* _WORK TO COMPLETE_
Copy the lines from the one with "Detect and localize" to the one with "354 544 370</box>", replacing "Medical Specialist" with "Physician" and keeping everything else the same. Leave the pictures out of your answer.

* _MATERIAL SUPPLIED_
-.-.-

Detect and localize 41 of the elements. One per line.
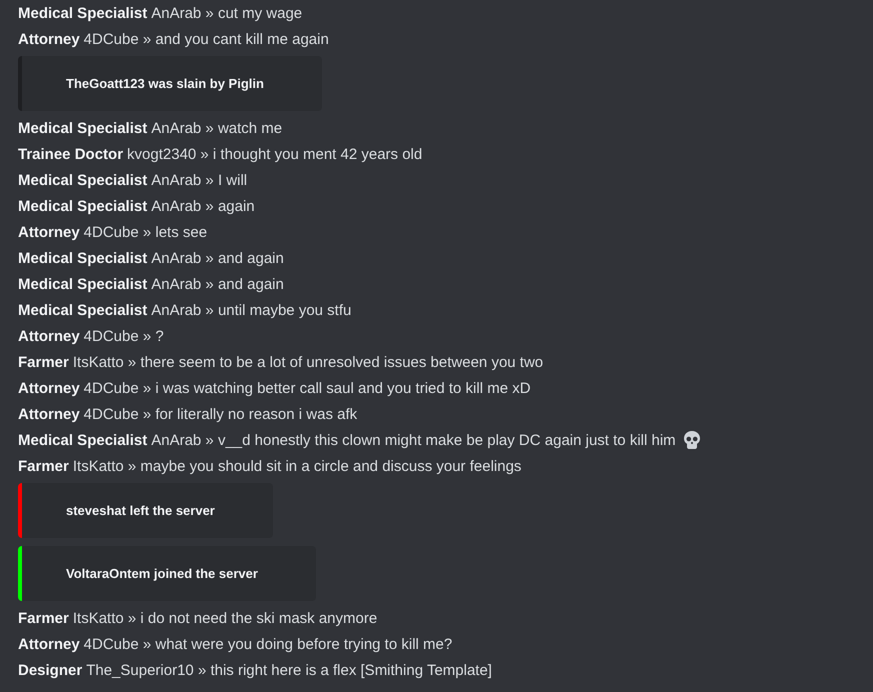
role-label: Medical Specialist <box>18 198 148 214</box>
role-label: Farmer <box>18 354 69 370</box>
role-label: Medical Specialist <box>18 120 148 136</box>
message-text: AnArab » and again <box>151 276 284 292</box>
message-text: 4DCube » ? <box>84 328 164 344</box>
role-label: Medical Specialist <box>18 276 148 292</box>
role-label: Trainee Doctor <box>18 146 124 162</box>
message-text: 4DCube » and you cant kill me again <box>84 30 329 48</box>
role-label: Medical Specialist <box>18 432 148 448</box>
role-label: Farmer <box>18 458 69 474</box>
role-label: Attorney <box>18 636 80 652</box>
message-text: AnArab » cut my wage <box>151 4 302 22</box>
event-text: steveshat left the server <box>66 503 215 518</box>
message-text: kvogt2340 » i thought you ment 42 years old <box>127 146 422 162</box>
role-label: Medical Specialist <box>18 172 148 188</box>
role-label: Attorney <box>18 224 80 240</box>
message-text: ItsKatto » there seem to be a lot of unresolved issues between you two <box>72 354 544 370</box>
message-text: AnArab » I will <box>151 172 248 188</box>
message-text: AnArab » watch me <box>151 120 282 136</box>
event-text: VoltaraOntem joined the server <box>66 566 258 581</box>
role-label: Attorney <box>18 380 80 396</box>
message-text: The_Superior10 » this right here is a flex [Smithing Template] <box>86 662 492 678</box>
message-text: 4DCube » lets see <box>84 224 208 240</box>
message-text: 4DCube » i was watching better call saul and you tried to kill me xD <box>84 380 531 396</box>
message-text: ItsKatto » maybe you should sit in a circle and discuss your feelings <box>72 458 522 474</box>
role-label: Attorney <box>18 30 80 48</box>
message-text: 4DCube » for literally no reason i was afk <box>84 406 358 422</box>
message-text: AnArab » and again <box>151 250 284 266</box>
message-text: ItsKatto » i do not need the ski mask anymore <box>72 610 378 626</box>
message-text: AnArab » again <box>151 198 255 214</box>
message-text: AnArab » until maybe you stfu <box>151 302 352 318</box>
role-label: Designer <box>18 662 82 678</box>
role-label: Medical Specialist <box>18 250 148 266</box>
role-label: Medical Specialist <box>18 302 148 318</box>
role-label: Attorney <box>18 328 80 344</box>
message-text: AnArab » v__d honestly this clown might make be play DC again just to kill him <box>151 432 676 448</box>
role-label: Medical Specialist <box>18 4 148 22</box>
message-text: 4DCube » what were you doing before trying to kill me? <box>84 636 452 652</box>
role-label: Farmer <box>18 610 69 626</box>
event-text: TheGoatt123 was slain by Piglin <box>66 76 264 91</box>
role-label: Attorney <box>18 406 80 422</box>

-.-.-

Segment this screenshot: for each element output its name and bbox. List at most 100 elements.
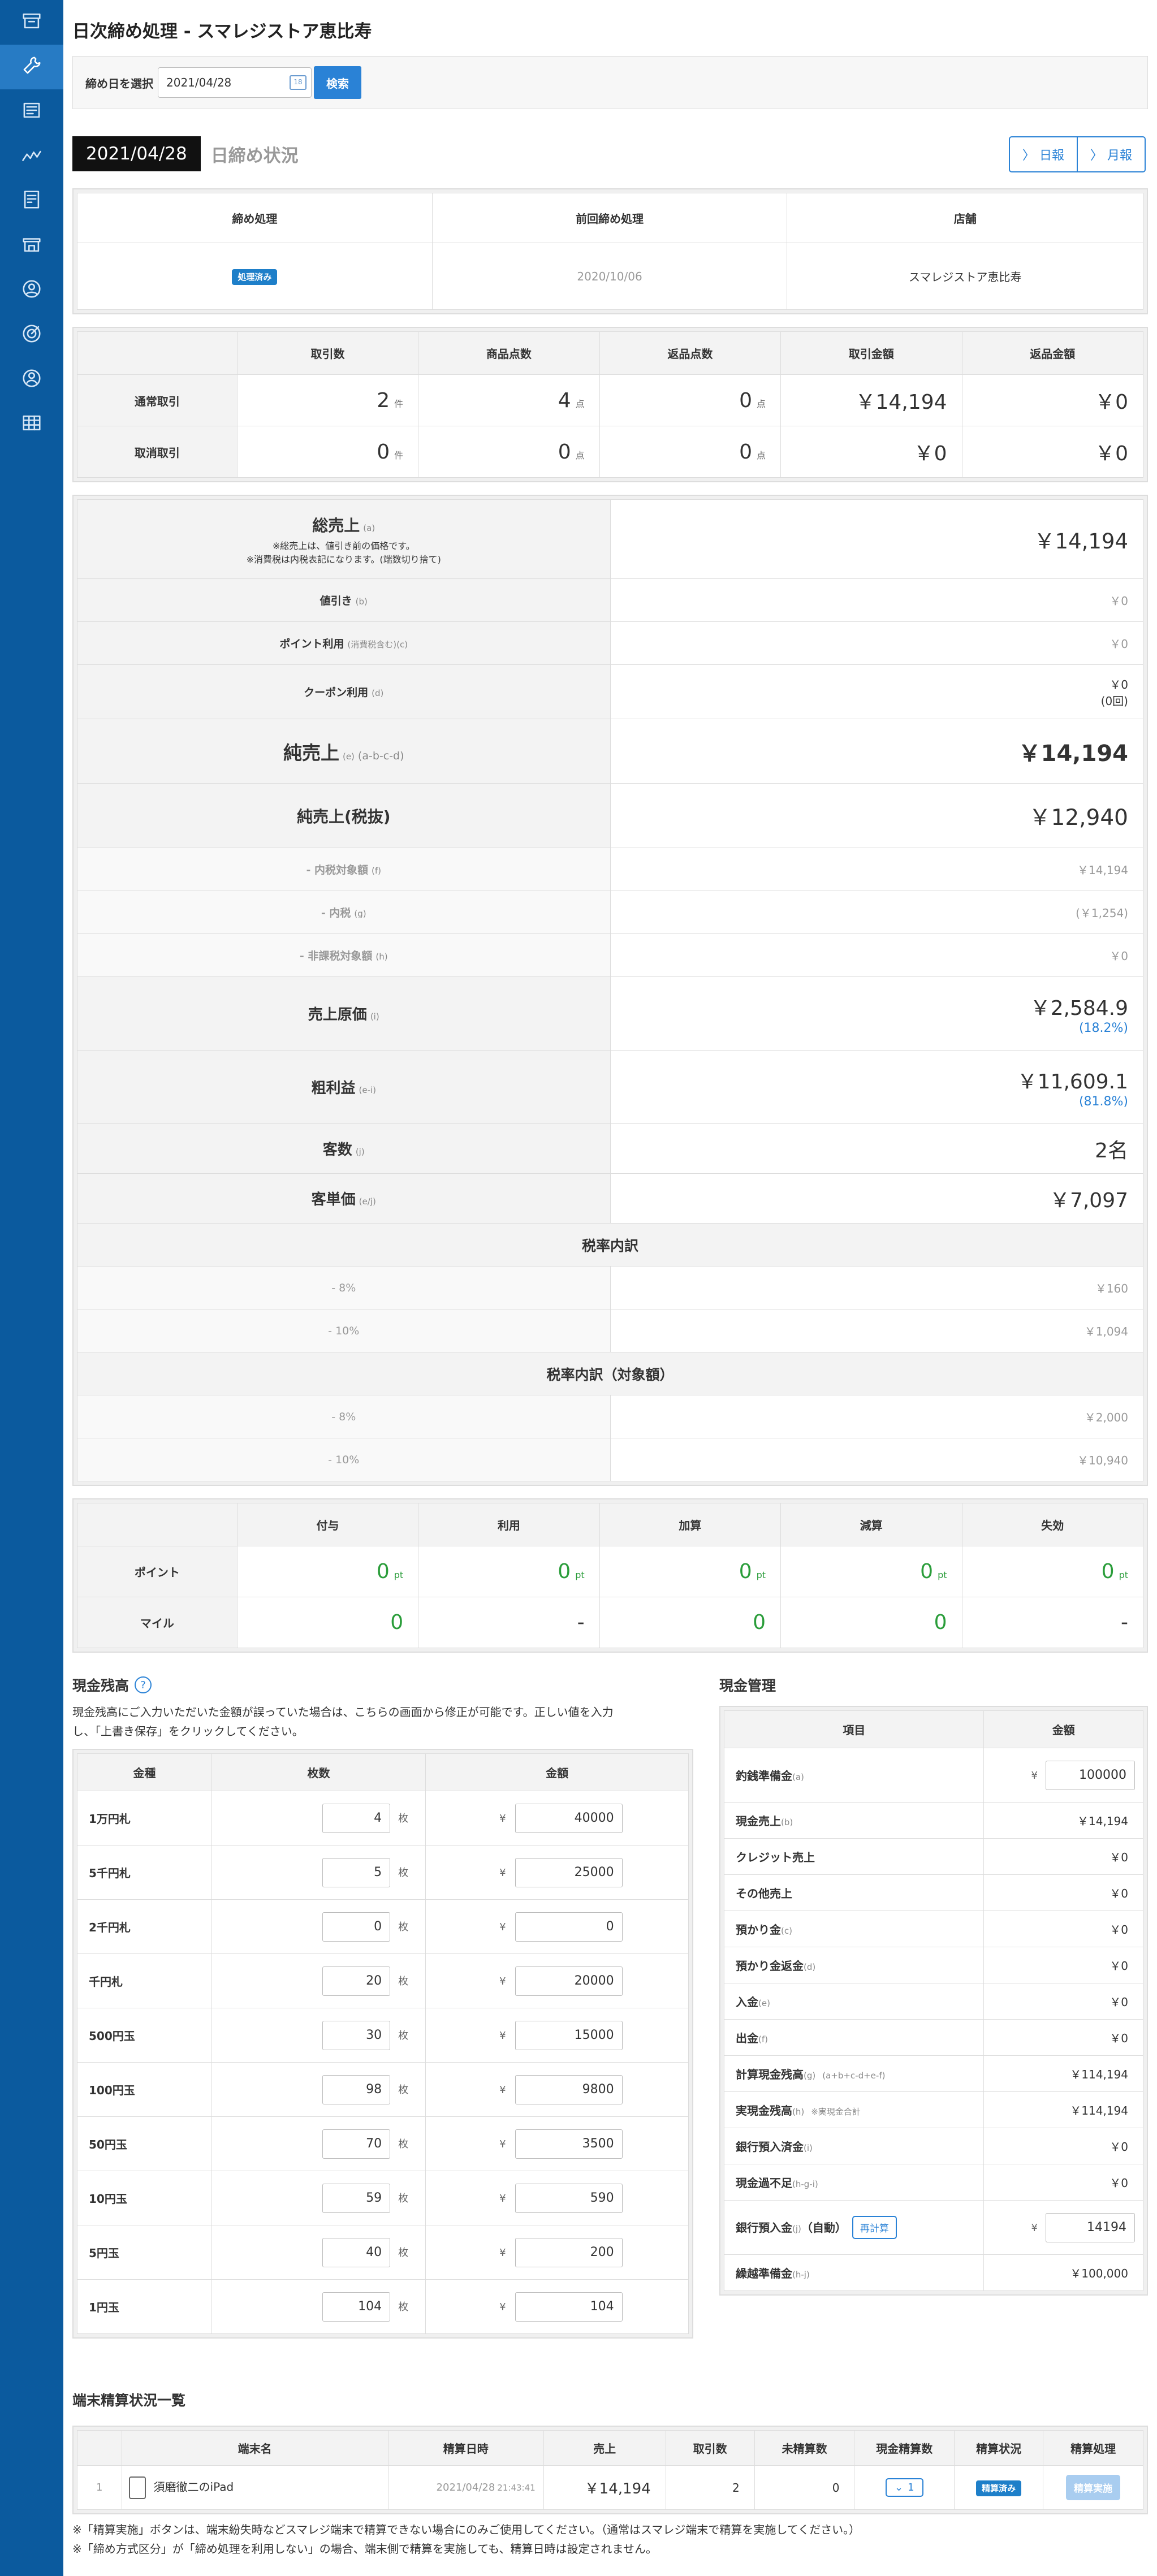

-.-.-

* _COMPLETED EXERCISE_
Detect and localize 41 of the elements. One per line.
role-label: Physician <box>18 198 148 214</box>
role-label: Farmer <box>18 354 69 370</box>
role-label: Physician <box>18 120 148 136</box>
message-text: AnArab » and again <box>151 276 284 292</box>
message-text: 4DCube » ? <box>84 328 164 344</box>
role-label: Physician <box>18 276 148 292</box>
role-label: Trainee Doctor <box>18 146 124 162</box>
message-text: 4DCube » and you cant kill me again <box>84 30 329 48</box>
role-label: Physician <box>18 432 148 448</box>
role-label: Farmer <box>18 458 69 474</box>
role-label: Attorney <box>18 636 80 652</box>
message-text: AnArab » cut my wage <box>151 4 302 22</box>
event-text: steveshat left the server <box>66 503 215 518</box>
message-text: kvogt2340 » i thought you ment 42 years old <box>127 146 422 162</box>
role-label: Physician <box>18 172 148 188</box>
role-label: Attorney <box>18 224 80 240</box>
message-text: ItsKatto » there seem to be a lot of unresolved issues between you two <box>72 354 544 370</box>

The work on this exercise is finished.